## DIRECTION
Return each line of the listing that contains the string "quadratic".

## Dataset entries
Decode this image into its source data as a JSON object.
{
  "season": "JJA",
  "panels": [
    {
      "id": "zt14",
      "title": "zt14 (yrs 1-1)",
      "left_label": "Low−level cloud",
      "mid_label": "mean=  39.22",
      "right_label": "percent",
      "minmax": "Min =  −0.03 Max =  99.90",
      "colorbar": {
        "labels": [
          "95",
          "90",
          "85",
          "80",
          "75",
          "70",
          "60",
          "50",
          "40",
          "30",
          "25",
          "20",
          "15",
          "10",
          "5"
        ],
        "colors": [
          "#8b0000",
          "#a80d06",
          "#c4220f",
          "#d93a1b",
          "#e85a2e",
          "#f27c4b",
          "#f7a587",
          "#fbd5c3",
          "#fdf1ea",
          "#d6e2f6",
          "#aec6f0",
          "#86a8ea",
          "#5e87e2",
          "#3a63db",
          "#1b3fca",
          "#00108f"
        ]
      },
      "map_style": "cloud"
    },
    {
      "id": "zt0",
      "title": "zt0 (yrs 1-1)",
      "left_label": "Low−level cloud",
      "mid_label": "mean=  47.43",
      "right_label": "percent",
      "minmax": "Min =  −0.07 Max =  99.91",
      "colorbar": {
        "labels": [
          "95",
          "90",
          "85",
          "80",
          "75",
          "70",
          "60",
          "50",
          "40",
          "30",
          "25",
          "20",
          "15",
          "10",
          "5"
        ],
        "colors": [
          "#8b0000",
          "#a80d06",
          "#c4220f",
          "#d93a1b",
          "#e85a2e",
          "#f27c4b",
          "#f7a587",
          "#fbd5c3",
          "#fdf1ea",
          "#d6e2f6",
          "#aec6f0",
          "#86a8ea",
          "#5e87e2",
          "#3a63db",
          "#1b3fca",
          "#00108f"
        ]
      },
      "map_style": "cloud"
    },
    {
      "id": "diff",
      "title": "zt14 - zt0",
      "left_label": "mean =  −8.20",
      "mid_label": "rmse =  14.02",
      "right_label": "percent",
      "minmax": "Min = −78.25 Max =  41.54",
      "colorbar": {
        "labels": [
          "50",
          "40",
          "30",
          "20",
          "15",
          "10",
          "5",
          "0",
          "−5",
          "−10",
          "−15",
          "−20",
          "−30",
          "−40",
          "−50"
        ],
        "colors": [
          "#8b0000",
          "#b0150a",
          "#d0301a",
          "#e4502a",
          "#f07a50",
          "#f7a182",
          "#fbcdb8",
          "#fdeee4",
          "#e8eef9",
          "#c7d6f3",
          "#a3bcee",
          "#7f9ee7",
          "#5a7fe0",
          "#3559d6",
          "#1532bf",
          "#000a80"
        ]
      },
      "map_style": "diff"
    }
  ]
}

* * *

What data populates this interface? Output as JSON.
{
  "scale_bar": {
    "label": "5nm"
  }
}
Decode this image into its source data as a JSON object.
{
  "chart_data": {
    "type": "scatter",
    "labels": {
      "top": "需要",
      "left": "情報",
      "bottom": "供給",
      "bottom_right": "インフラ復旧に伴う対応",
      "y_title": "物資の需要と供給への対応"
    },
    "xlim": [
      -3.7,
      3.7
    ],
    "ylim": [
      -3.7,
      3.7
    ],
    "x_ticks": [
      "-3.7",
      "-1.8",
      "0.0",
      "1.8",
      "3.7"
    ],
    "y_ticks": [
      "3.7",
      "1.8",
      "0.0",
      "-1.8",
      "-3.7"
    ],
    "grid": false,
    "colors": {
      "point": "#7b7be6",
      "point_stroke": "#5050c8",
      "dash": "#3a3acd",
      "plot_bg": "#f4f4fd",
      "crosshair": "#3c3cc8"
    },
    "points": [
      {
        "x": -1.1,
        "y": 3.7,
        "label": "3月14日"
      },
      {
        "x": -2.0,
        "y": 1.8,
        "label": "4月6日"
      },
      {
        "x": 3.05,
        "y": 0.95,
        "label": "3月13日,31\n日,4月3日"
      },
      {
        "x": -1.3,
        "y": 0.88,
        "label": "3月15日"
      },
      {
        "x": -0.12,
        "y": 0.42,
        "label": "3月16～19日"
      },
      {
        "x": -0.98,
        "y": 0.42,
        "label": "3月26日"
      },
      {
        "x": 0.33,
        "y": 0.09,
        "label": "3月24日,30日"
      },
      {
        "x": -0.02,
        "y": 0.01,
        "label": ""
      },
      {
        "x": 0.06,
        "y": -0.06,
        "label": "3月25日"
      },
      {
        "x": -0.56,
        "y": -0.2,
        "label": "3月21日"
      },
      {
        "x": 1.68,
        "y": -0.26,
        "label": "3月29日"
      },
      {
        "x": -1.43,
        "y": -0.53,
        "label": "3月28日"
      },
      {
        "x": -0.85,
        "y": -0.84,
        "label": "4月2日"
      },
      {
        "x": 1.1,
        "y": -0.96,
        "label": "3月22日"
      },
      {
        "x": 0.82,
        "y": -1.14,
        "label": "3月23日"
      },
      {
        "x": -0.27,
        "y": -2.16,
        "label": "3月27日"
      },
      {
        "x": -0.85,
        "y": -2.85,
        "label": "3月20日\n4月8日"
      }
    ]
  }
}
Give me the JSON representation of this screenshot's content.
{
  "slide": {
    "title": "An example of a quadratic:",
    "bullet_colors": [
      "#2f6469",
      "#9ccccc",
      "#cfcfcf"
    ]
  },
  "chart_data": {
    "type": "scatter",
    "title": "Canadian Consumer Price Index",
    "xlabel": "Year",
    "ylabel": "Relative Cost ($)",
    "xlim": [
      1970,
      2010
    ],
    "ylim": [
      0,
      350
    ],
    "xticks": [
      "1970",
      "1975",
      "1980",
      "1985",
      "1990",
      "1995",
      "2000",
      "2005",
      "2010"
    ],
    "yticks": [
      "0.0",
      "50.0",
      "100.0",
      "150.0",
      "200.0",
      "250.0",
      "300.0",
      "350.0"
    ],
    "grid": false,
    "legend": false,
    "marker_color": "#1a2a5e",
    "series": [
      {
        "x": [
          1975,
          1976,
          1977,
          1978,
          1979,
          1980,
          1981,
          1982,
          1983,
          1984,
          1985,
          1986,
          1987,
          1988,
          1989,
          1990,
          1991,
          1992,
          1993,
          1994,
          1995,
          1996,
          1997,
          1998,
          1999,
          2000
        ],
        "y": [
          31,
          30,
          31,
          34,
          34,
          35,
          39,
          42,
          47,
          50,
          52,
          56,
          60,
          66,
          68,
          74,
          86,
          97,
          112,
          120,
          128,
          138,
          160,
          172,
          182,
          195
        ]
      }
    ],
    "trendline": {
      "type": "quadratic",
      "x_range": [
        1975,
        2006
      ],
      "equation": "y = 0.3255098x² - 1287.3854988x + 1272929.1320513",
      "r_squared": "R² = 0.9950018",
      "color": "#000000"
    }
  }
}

## TASK SOLUTION
    "title": "An example of a quadratic:",
      "type": "quadratic",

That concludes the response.